(Records from a collection of figures)
######

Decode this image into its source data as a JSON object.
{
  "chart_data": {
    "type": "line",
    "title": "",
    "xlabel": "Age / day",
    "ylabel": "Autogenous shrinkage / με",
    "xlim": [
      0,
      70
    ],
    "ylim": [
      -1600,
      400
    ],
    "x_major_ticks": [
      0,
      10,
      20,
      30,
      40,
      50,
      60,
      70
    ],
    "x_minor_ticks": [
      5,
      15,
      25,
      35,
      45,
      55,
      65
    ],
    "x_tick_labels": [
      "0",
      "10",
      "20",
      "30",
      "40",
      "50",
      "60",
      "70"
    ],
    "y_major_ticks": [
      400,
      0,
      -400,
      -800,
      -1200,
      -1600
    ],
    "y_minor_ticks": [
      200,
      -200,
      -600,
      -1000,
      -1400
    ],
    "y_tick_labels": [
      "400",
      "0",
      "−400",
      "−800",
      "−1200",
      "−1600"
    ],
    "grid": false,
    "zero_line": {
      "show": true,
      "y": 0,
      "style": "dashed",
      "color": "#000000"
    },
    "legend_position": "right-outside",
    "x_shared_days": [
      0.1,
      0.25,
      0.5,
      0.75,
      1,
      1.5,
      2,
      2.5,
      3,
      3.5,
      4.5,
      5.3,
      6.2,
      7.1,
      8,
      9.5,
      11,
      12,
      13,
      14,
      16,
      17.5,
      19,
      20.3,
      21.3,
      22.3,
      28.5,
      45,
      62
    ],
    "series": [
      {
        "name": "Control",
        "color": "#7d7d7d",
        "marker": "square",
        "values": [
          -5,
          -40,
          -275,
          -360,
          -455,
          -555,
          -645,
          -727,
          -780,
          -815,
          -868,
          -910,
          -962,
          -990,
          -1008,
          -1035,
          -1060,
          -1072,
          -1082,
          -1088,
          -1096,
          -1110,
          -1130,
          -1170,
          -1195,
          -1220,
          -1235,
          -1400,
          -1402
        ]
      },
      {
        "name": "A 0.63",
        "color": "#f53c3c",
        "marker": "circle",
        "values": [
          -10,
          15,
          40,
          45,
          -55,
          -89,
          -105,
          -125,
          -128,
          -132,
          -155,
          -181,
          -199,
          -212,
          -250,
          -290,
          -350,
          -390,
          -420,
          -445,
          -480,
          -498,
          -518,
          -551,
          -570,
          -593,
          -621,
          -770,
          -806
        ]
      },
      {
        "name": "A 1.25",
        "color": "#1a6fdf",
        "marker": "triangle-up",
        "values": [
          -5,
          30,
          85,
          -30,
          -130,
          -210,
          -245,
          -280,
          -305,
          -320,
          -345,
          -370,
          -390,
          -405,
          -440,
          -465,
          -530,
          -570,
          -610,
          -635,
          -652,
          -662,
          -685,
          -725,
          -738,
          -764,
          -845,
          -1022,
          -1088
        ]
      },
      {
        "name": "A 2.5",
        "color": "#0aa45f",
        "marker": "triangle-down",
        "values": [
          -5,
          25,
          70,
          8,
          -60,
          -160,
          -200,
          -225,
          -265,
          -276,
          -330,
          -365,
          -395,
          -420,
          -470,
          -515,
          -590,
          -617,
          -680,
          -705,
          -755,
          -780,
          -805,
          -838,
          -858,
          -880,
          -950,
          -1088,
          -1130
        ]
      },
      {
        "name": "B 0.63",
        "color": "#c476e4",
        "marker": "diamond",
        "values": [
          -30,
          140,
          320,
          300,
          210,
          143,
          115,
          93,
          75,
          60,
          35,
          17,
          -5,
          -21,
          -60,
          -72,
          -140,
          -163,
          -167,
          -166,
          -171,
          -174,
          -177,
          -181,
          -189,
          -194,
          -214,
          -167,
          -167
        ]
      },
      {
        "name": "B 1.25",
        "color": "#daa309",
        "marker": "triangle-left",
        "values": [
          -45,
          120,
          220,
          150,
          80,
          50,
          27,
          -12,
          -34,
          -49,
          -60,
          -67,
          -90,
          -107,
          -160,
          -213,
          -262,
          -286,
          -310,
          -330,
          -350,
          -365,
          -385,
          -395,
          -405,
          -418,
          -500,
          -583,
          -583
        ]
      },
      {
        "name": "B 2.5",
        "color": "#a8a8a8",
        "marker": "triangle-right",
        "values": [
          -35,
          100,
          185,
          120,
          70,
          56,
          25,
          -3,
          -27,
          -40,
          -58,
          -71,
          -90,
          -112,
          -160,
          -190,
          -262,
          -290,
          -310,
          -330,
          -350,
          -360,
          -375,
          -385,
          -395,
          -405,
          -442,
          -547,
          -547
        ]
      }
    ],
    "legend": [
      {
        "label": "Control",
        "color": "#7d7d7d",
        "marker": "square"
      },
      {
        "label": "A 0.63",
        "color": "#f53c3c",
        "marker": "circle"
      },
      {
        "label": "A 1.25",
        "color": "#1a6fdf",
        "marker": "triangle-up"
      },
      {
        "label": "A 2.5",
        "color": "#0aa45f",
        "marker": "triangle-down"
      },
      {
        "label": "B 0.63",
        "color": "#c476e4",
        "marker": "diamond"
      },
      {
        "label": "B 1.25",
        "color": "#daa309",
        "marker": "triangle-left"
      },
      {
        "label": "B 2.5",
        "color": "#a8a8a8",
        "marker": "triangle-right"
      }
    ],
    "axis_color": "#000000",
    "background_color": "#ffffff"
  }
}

######

Exercise aim:
Quote the entire listing above exactly.

Complete answer:
Decode this image into its source data as a JSON object.
{
  "chart_data": {
    "type": "line",
    "title": "",
    "xlabel": "Age / day",
    "ylabel": "Autogenous shrinkage / με",
    "xlim": [
      0,
      70
    ],
    "ylim": [
      -1600,
      400
    ],
    "x_major_ticks": [
      0,
      10,
      20,
      30,
      40,
      50,
      60,
      70
    ],
    "x_minor_ticks": [
      5,
      15,
      25,
      35,
      45,
      55,
      65
    ],
    "x_tick_labels": [
      "0",
      "10",
      "20",
      "30",
      "40",
      "50",
      "60",
      "70"
    ],
    "y_major_ticks": [
      400,
      0,
      -400,
      -800,
      -1200,
      -1600
    ],
    "y_minor_ticks": [
      200,
      -200,
      -600,
      -1000,
      -1400
    ],
    "y_tick_labels": [
      "400",
      "0",
      "−400",
      "−800",
      "−1200",
      "−1600"
    ],
    "grid": false,
    "zero_line": {
      "show": true,
      "y": 0,
      "style": "dashed",
      "color": "#000000"
    },
    "legend_position": "right-outside",
    "x_shared_days": [
      0.1,
      0.25,
      0.5,
      0.75,
      1,
      1.5,
      2,
      2.5,
      3,
      3.5,
      4.5,
      5.3,
      6.2,
      7.1,
      8,
      9.5,
      11,
      12,
      13,
      14,
      16,
      17.5,
      19,
      20.3,
      21.3,
      22.3,
      28.5,
      45,
      62
    ],
    "series": [
      {
        "name": "Control",
        "color": "#7d7d7d",
        "marker": "square",
        "values": [
          -5,
          -40,
          -275,
          -360,
          -455,
          -555,
          -645,
          -727,
          -780,
          -815,
          -868,
          -910,
          -962,
          -990,
          -1008,
          -1035,
          -1060,
          -1072,
          -1082,
          -1088,
          -1096,
          -1110,
          -1130,
          -1170,
          -1195,
          -1220,
          -1235,
          -1400,
          -1402
        ]
      },
      {
        "name": "A 0.63",
        "color": "#f53c3c",
        "marker": "circle",
        "values": [
          -10,
          15,
          40,
          45,
          -55,
          -89,
          -105,
          -125,
          -128,
          -132,
          -155,
          -181,
          -199,
          -212,
          -250,
          -290,
          -350,
          -390,
          -420,
          -445,
          -480,
          -498,
          -518,
          -551,
          -570,
          -593,
          -621,
          -770,
          -806
        ]
      },
      {
        "name": "A 1.25",
        "color": "#1a6fdf",
        "marker": "triangle-up",
        "values": [
          -5,
          30,
          85,
          -30,
          -130,
          -210,
          -245,
          -280,
          -305,
          -320,
          -345,
          -370,
          -390,
          -405,
          -440,
          -465,
          -530,
          -570,
          -610,
          -635,
          -652,
          -662,
          -685,
          -725,
          -738,
          -764,
          -845,
          -1022,
          -1088
        ]
      },
      {
        "name": "A 2.5",
        "color": "#0aa45f",
        "marker": "triangle-down",
        "values": [
          -5,
          25,
          70,
          8,
          -60,
          -160,
          -200,
          -225,
          -265,
          -276,
          -330,
          -365,
          -395,
          -420,
          -470,
          -515,
          -590,
          -617,
          -680,
          -705,
          -755,
          -780,
          -805,
          -838,
          -858,
          -880,
          -950,
          -1088,
          -1130
        ]
      },
      {
        "name": "B 0.63",
        "color": "#c476e4",
        "marker": "diamond",
        "values": [
          -30,
          140,
          320,
          300,
          210,
          143,
          115,
          93,
          75,
          60,
          35,
          17,
          -5,
          -21,
          -60,
          -72,
          -140,
          -163,
          -167,
          -166,
          -171,
          -174,
          -177,
          -181,
          -189,
          -194,
          -214,
          -167,
          -167
        ]
      },
      {
        "name": "B 1.25",
        "color": "#daa309",
        "marker": "triangle-left",
        "values": [
          -45,
          120,
          220,
          150,
          80,
          50,
          27,
          -12,
          -34,
          -49,
          -60,
          -67,
          -90,
          -107,
          -160,
          -213,
          -262,
          -286,
          -310,
          -330,
          -350,
          -365,
          -385,
          -395,
          -405,
          -418,
          -500,
          -583,
          -583
        ]
      },
      {
        "name": "B 2.5",
        "color": "#a8a8a8",
        "marker": "triangle-right",
        "values": [
          -35,
          100,
          185,
          120,
          70,
          56,
          25,
          -3,
          -27,
          -40,
          -58,
          -71,
          -90,
          -112,
          -160,
          -190,
          -262,
          -290,
          -310,
          -330,
          -350,
          -360,
          -375,
          -385,
          -395,
          -405,
          -442,
          -547,
          -547
        ]
      }
    ],
    "legend": [
      {
        "label": "Control",
        "color": "#7d7d7d",
        "marker": "square"
      },
      {
        "label": "A 0.63",
        "color": "#f53c3c",
        "marker": "circle"
      },
      {
        "label": "A 1.25",
        "color": "#1a6fdf",
        "marker": "triangle-up"
      },
      {
        "label": "A 2.5",
        "color": "#0aa45f",
        "marker": "triangle-down"
      },
      {
        "label": "B 0.63",
        "color": "#c476e4",
        "marker": "diamond"
      },
      {
        "label": "B 1.25",
        "color": "#daa309",
        "marker": "triangle-left"
      },
      {
        "label": "B 2.5",
        "color": "#a8a8a8",
        "marker": "triangle-right"
      }
    ],
    "axis_color": "#000000",
    "background_color": "#ffffff"
  }
}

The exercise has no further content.